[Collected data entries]

╭──

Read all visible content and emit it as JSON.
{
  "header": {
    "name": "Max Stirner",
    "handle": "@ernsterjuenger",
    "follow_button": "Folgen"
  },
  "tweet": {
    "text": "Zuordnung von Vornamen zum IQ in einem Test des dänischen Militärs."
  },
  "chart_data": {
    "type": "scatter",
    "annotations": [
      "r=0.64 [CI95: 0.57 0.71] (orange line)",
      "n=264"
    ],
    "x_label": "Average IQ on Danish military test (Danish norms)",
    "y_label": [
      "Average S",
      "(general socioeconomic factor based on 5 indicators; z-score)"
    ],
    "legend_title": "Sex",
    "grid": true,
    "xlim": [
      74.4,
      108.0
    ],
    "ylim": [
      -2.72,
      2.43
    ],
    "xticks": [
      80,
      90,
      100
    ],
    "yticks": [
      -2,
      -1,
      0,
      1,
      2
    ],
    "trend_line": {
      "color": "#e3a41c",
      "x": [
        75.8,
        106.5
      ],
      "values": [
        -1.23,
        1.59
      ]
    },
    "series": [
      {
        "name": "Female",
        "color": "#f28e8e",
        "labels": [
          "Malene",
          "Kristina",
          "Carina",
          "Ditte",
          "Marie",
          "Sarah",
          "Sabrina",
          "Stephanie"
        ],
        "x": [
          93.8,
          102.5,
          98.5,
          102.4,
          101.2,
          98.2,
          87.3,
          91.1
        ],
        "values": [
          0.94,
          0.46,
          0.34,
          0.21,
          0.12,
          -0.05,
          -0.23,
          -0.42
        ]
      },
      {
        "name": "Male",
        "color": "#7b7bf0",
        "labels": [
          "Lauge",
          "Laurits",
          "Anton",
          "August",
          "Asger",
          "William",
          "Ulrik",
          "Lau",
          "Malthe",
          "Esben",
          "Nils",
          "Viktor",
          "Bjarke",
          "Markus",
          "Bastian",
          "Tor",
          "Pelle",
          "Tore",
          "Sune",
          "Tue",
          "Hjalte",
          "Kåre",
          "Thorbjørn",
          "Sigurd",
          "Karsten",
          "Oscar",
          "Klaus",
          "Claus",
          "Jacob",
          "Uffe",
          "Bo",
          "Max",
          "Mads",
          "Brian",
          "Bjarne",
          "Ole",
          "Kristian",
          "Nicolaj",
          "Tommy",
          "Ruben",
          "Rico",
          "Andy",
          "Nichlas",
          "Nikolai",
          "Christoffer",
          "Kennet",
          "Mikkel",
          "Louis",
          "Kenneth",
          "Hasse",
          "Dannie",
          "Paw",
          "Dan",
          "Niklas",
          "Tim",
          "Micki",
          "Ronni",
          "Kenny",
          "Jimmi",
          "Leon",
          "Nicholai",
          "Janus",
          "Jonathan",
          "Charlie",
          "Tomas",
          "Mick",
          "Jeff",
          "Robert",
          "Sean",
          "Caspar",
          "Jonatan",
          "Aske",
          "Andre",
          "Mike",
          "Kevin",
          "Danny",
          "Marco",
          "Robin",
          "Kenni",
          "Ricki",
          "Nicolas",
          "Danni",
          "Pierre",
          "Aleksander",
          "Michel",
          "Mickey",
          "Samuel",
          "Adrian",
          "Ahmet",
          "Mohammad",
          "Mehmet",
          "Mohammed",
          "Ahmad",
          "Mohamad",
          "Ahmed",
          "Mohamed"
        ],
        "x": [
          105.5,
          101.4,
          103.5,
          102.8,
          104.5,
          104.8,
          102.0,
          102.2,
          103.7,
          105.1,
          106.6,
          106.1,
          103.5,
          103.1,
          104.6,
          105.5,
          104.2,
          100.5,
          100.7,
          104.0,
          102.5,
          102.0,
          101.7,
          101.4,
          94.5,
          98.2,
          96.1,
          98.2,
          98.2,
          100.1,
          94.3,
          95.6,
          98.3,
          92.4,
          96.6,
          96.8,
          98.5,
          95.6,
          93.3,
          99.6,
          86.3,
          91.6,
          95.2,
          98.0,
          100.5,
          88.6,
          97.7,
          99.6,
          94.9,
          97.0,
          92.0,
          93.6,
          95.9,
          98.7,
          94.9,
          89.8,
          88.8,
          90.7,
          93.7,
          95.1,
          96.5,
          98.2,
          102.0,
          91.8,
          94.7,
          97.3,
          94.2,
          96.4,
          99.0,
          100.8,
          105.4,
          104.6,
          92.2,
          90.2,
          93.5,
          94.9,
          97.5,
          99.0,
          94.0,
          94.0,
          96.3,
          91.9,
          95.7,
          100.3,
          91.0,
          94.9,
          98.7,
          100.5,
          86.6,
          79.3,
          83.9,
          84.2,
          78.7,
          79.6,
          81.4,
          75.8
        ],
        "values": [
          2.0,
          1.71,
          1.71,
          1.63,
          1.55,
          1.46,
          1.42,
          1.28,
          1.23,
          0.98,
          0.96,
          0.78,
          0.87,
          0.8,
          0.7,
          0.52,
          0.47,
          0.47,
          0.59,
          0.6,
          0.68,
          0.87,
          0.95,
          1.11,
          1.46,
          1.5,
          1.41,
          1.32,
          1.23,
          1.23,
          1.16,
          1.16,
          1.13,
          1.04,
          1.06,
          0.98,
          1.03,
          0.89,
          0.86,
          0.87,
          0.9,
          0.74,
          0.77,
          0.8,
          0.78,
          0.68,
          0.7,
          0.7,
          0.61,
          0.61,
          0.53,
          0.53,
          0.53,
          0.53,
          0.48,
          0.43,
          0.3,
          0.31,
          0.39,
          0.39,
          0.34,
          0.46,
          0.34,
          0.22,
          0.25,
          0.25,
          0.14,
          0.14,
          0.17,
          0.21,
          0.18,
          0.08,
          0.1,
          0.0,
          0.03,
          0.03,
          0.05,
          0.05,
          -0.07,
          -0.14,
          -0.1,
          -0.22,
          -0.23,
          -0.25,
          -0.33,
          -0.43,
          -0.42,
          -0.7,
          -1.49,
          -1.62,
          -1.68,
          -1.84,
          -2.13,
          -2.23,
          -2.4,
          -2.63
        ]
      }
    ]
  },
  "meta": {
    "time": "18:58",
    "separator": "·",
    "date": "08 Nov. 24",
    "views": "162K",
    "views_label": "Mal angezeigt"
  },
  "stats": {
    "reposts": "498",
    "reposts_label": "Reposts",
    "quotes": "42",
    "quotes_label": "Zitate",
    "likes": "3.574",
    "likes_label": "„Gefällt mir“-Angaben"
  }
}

╰──

### The problem
Your task is to return the full listing exactly as it was given.

### Right answer
Read all visible content and emit it as JSON.
{
  "header": {
    "name": "Max Stirner",
    "handle": "@ernsterjuenger",
    "follow_button": "Folgen"
  },
  "tweet": {
    "text": "Zuordnung von Vornamen zum IQ in einem Test des dänischen Militärs."
  },
  "chart_data": {
    "type": "scatter",
    "annotations": [
      "r=0.64 [CI95: 0.57 0.71] (orange line)",
      "n=264"
    ],
    "x_label": "Average IQ on Danish military test (Danish norms)",
    "y_label": [
      "Average S",
      "(general socioeconomic factor based on 5 indicators; z-score)"
    ],
    "legend_title": "Sex",
    "grid": true,
    "xlim": [
      74.4,
      108.0
    ],
    "ylim": [
      -2.72,
      2.43
    ],
    "xticks": [
      80,
      90,
      100
    ],
    "yticks": [
      -2,
      -1,
      0,
      1,
      2
    ],
    "trend_line": {
      "color": "#e3a41c",
      "x": [
        75.8,
        106.5
      ],
      "values": [
        -1.23,
        1.59
      ]
    },
    "series": [
      {
        "name": "Female",
        "color": "#f28e8e",
        "labels": [
          "Malene",
          "Kristina",
          "Carina",
          "Ditte",
          "Marie",
          "Sarah",
          "Sabrina",
          "Stephanie"
        ],
        "x": [
          93.8,
          102.5,
          98.5,
          102.4,
          101.2,
          98.2,
          87.3,
          91.1
        ],
        "values": [
          0.94,
          0.46,
          0.34,
          0.21,
          0.12,
          -0.05,
          -0.23,
          -0.42
        ]
      },
      {
        "name": "Male",
        "color": "#7b7bf0",
        "labels": [
          "Lauge",
          "Laurits",
          "Anton",
          "August",
          "Asger",
          "William",
          "Ulrik",
          "Lau",
          "Malthe",
          "Esben",
          "Nils",
          "Viktor",
          "Bjarke",
          "Markus",
          "Bastian",
          "Tor",
          "Pelle",
          "Tore",
          "Sune",
          "Tue",
          "Hjalte",
          "Kåre",
          "Thorbjørn",
          "Sigurd",
          "Karsten",
          "Oscar",
          "Klaus",
          "Claus",
          "Jacob",
          "Uffe",
          "Bo",
          "Max",
          "Mads",
          "Brian",
          "Bjarne",
          "Ole",
          "Kristian",
          "Nicolaj",
          "Tommy",
          "Ruben",
          "Rico",
          "Andy",
          "Nichlas",
          "Nikolai",
          "Christoffer",
          "Kennet",
          "Mikkel",
          "Louis",
          "Kenneth",
          "Hasse",
          "Dannie",
          "Paw",
          "Dan",
          "Niklas",
          "Tim",
          "Micki",
          "Ronni",
          "Kenny",
          "Jimmi",
          "Leon",
          "Nicholai",
          "Janus",
          "Jonathan",
          "Charlie",
          "Tomas",
          "Mick",
          "Jeff",
          "Robert",
          "Sean",
          "Caspar",
          "Jonatan",
          "Aske",
          "Andre",
          "Mike",
          "Kevin",
          "Danny",
          "Marco",
          "Robin",
          "Kenni",
          "Ricki",
          "Nicolas",
          "Danni",
          "Pierre",
          "Aleksander",
          "Michel",
          "Mickey",
          "Samuel",
          "Adrian",
          "Ahmet",
          "Mohammad",
          "Mehmet",
          "Mohammed",
          "Ahmad",
          "Mohamad",
          "Ahmed",
          "Mohamed"
        ],
        "x": [
          105.5,
          101.4,
          103.5,
          102.8,
          104.5,
          104.8,
          102.0,
          102.2,
          103.7,
          105.1,
          106.6,
          106.1,
          103.5,
          103.1,
          104.6,
          105.5,
          104.2,
          100.5,
          100.7,
          104.0,
          102.5,
          102.0,
          101.7,
          101.4,
          94.5,
          98.2,
          96.1,
          98.2,
          98.2,
          100.1,
          94.3,
          95.6,
          98.3,
          92.4,
          96.6,
          96.8,
          98.5,
          95.6,
          93.3,
          99.6,
          86.3,
          91.6,
          95.2,
          98.0,
          100.5,
          88.6,
          97.7,
          99.6,
          94.9,
          97.0,
          92.0,
          93.6,
          95.9,
          98.7,
          94.9,
          89.8,
          88.8,
          90.7,
          93.7,
          95.1,
          96.5,
          98.2,
          102.0,
          91.8,
          94.7,
          97.3,
          94.2,
          96.4,
          99.0,
          100.8,
          105.4,
          104.6,
          92.2,
          90.2,
          93.5,
          94.9,
          97.5,
          99.0,
          94.0,
          94.0,
          96.3,
          91.9,
          95.7,
          100.3,
          91.0,
          94.9,
          98.7,
          100.5,
          86.6,
          79.3,
          83.9,
          84.2,
          78.7,
          79.6,
          81.4,
          75.8
        ],
        "values": [
          2.0,
          1.71,
          1.71,
          1.63,
          1.55,
          1.46,
          1.42,
          1.28,
          1.23,
          0.98,
          0.96,
          0.78,
          0.87,
          0.8,
          0.7,
          0.52,
          0.47,
          0.47,
          0.59,
          0.6,
          0.68,
          0.87,
          0.95,
          1.11,
          1.46,
          1.5,
          1.41,
          1.32,
          1.23,
          1.23,
          1.16,
          1.16,
          1.13,
          1.04,
          1.06,
          0.98,
          1.03,
          0.89,
          0.86,
          0.87,
          0.9,
          0.74,
          0.77,
          0.8,
          0.78,
          0.68,
          0.7,
          0.7,
          0.61,
          0.61,
          0.53,
          0.53,
          0.53,
          0.53,
          0.48,
          0.43,
          0.3,
          0.31,
          0.39,
          0.39,
          0.34,
          0.46,
          0.34,
          0.22,
          0.25,
          0.25,
          0.14,
          0.14,
          0.17,
          0.21,
          0.18,
          0.08,
          0.1,
          0.0,
          0.03,
          0.03,
          0.05,
          0.05,
          -0.07,
          -0.14,
          -0.1,
          -0.22,
          -0.23,
          -0.25,
          -0.33,
          -0.43,
          -0.42,
          -0.7,
          -1.49,
          -1.62,
          -1.68,
          -1.84,
          -2.13,
          -2.23,
          -2.4,
          -2.63
        ]
      }
    ]
  },
  "meta": {
    "time": "18:58",
    "separator": "·",
    "date": "08 Nov. 24",
    "views": "162K",
    "views_label": "Mal angezeigt"
  },
  "stats": {
    "reposts": "498",
    "reposts_label": "Reposts",
    "quotes": "42",
    "quotes_label": "Zitate",
    "likes": "3.574",
    "likes_label": "„Gefällt mir“-Angaben"
  }
}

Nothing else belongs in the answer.